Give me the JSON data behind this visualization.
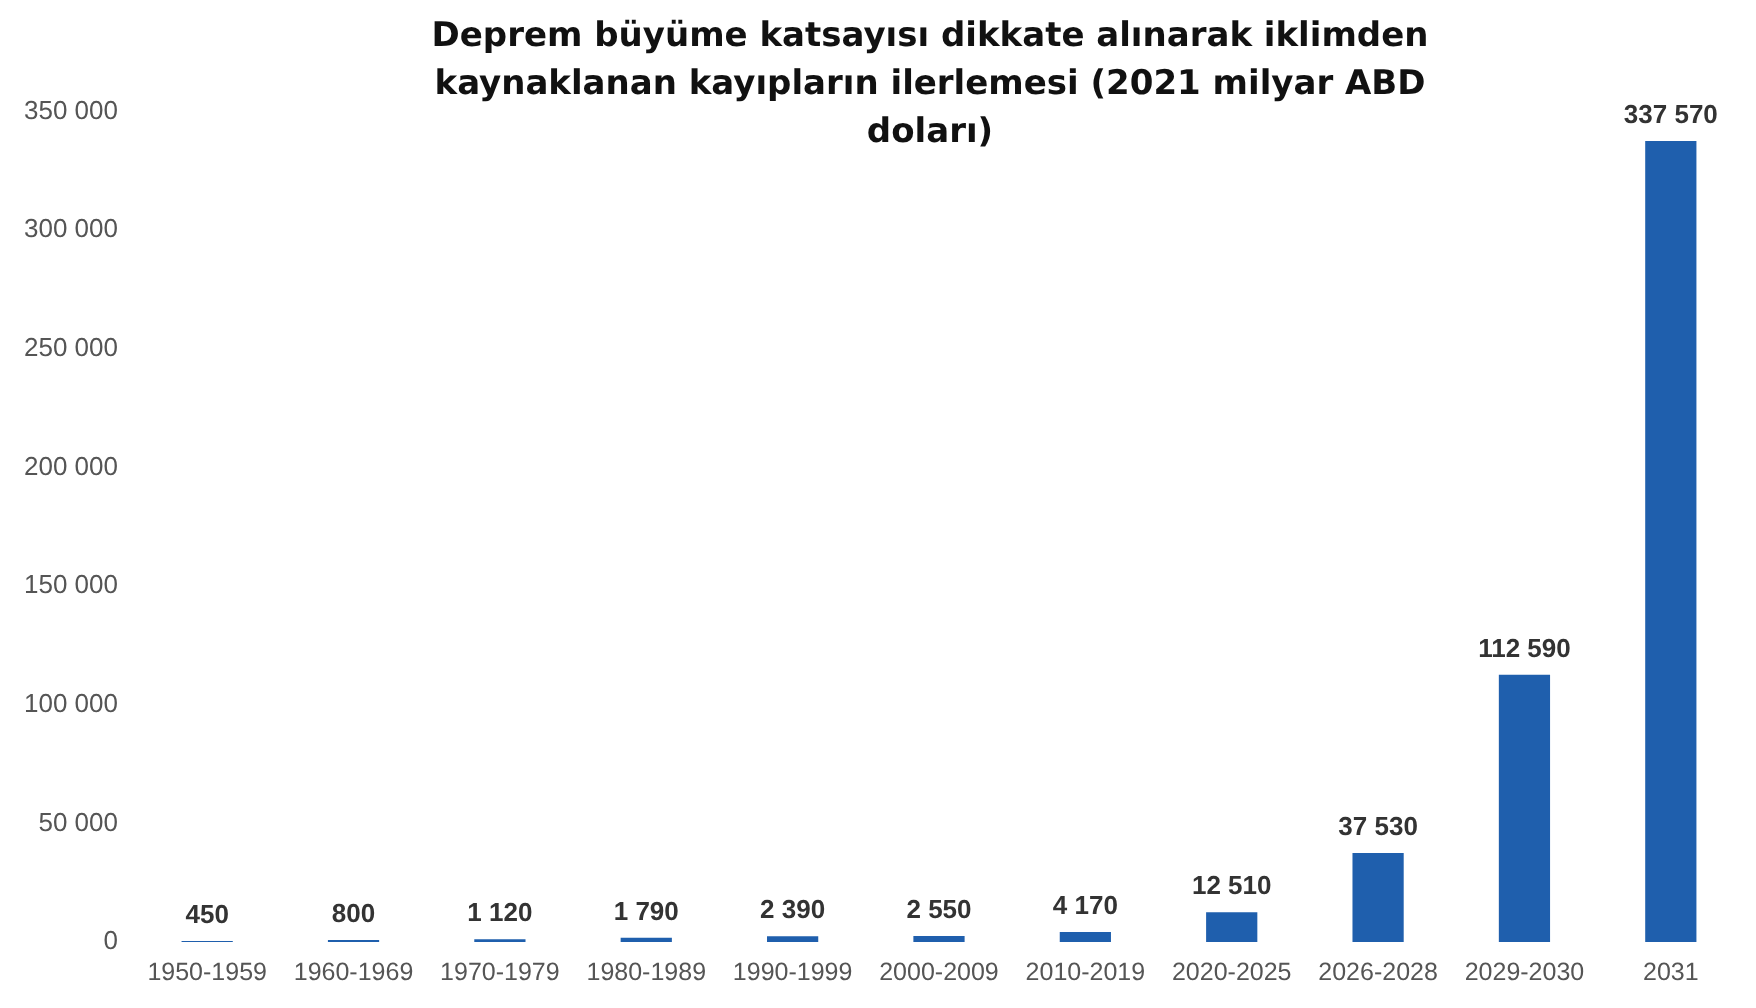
{
  "chart_data": {
    "type": "bar",
    "title": "Deprem büyüme katsayısı dikkate alınarak iklimden kaynaklanan kayıpların ilerlemesi (2021 milyar ABD doları)",
    "categories": [
      "1950-1959",
      "1960-1969",
      "1970-1979",
      "1980-1989",
      "1990-1999",
      "2000-2009",
      "2010-2019",
      "2020-2025",
      "2026-2028",
      "2029-2030",
      "2031"
    ],
    "values": [
      450,
      800,
      1120,
      1790,
      2390,
      2550,
      4170,
      12510,
      37530,
      112590,
      337570
    ],
    "value_labels": [
      "450",
      "800",
      "1 120",
      "1 790",
      "2 390",
      "2 550",
      "4 170",
      "12 510",
      "37 530",
      "112 590",
      "337 570"
    ],
    "color": "#1f5fad",
    "ylim": [
      0,
      350000
    ],
    "yticks": [
      {
        "value": 0,
        "label": "0"
      },
      {
        "value": 50000,
        "label": "50 000"
      },
      {
        "value": 100000,
        "label": "100 000"
      },
      {
        "value": 150000,
        "label": "150 000"
      },
      {
        "value": 200000,
        "label": "200 000"
      },
      {
        "value": 250000,
        "label": "250 000"
      },
      {
        "value": 300000,
        "label": "300 000"
      },
      {
        "value": 350000,
        "label": "350 000"
      }
    ],
    "grid": false,
    "legend": false
  }
}
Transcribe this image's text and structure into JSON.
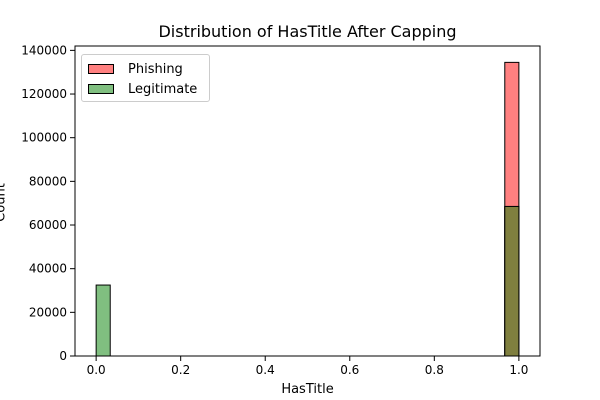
{
  "chart_data": {
    "type": "bar",
    "title": "Distribution of HasTitle After Capping",
    "xlabel": "HasTitle",
    "ylabel": "Count",
    "xlim": [
      -0.05,
      1.05
    ],
    "ylim": [
      0,
      142000
    ],
    "xticks": [
      "0.0",
      "0.2",
      "0.4",
      "0.6",
      "0.8",
      "1.0"
    ],
    "yticks": [
      "0",
      "20000",
      "40000",
      "60000",
      "80000",
      "100000",
      "120000",
      "140000"
    ],
    "bins": 30,
    "bin_range": [
      0,
      1
    ],
    "grid": false,
    "legend_position": "top-left",
    "series": [
      {
        "name": "Phishing",
        "color": "#ff8080",
        "bars": [
          {
            "x": 0.0,
            "count": 0
          },
          {
            "x": 0.9667,
            "count": 134500
          }
        ]
      },
      {
        "name": "Legitimate",
        "color": "#80bf80",
        "bars": [
          {
            "x": 0.0,
            "count": 32500
          },
          {
            "x": 0.9667,
            "count": 68500
          }
        ]
      }
    ],
    "overlap_color": "#7f7f3f"
  }
}
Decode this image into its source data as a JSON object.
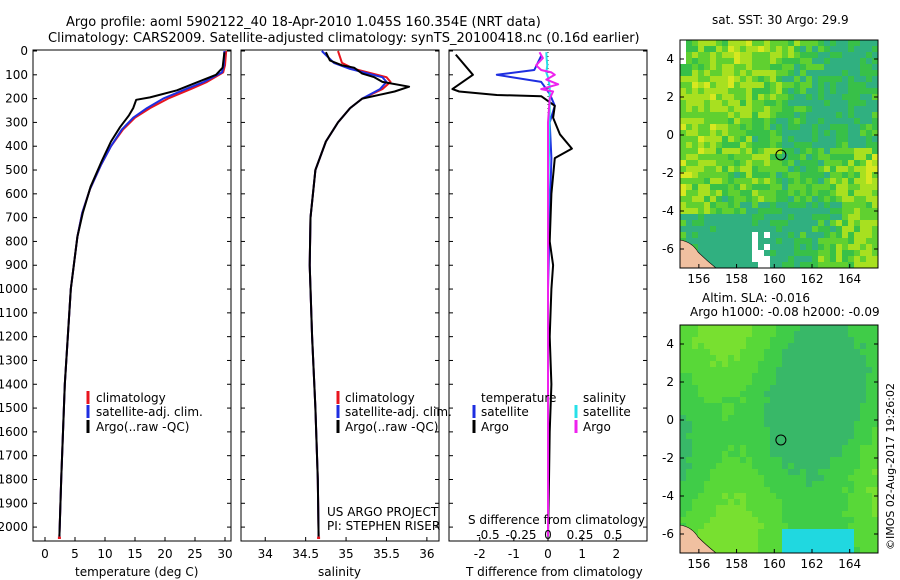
- - -
## [Exercise details]
Take the data above and repeat it exactly, leaving each picture out.

## [The solution]
Give me the JSON data behind this visualization.
{
  "chart_data": {
    "type": "bar",
    "title": "Deprem büyüme katsayısı dikkate alınarak iklimden kaynaklanan kayıpların ilerlemesi (2021 milyar ABD doları)",
    "categories": [
      "1950-1959",
      "1960-1969",
      "1970-1979",
      "1980-1989",
      "1990-1999",
      "2000-2009",
      "2010-2019",
      "2020-2025",
      "2026-2028",
      "2029-2030",
      "2031"
    ],
    "values": [
      450,
      800,
      1120,
      1790,
      2390,
      2550,
      4170,
      12510,
      37530,
      112590,
      337570
    ],
    "value_labels": [
      "450",
      "800",
      "1 120",
      "1 790",
      "2 390",
      "2 550",
      "4 170",
      "12 510",
      "37 530",
      "112 590",
      "337 570"
    ],
    "color": "#1f5fad",
    "ylim": [
      0,
      350000
    ],
    "yticks": [
      {
        "value": 0,
        "label": "0"
      },
      {
        "value": 50000,
        "label": "50 000"
      },
      {
        "value": 100000,
        "label": "100 000"
      },
      {
        "value": 150000,
        "label": "150 000"
      },
      {
        "value": 200000,
        "label": "200 000"
      },
      {
        "value": 250000,
        "label": "250 000"
      },
      {
        "value": 300000,
        "label": "300 000"
      },
      {
        "value": 350000,
        "label": "350 000"
      }
    ],
    "grid": false,
    "legend": false
  }
}
Transcribe this image's text and structure into JSON.
{
  "chart_data": {
    "type": "bar",
    "title": "Distribution of HasTitle After Capping",
    "xlabel": "HasTitle",
    "ylabel": "Count",
    "xlim": [
      -0.05,
      1.05
    ],
    "ylim": [
      0,
      142000
    ],
    "xticks": [
      "0.0",
      "0.2",
      "0.4",
      "0.6",
      "0.8",
      "1.0"
    ],
    "yticks": [
      "0",
      "20000",
      "40000",
      "60000",
      "80000",
      "100000",
      "120000",
      "140000"
    ],
    "bins": 30,
    "bin_range": [
      0,
      1
    ],
    "grid": false,
    "legend_position": "top-left",
    "series": [
      {
        "name": "Phishing",
        "color": "#ff8080",
        "bars": [
          {
            "x": 0.0,
            "count": 0
          },
          {
            "x": 0.9667,
            "count": 134500
          }
        ]
      },
      {
        "name": "Legitimate",
        "color": "#80bf80",
        "bars": [
          {
            "x": 0.0,
            "count": 32500
          },
          {
            "x": 0.9667,
            "count": 68500
          }
        ]
      }
    ],
    "overlap_color": "#7f7f3f"
  }
}
Decode this image into its source data as a JSON object.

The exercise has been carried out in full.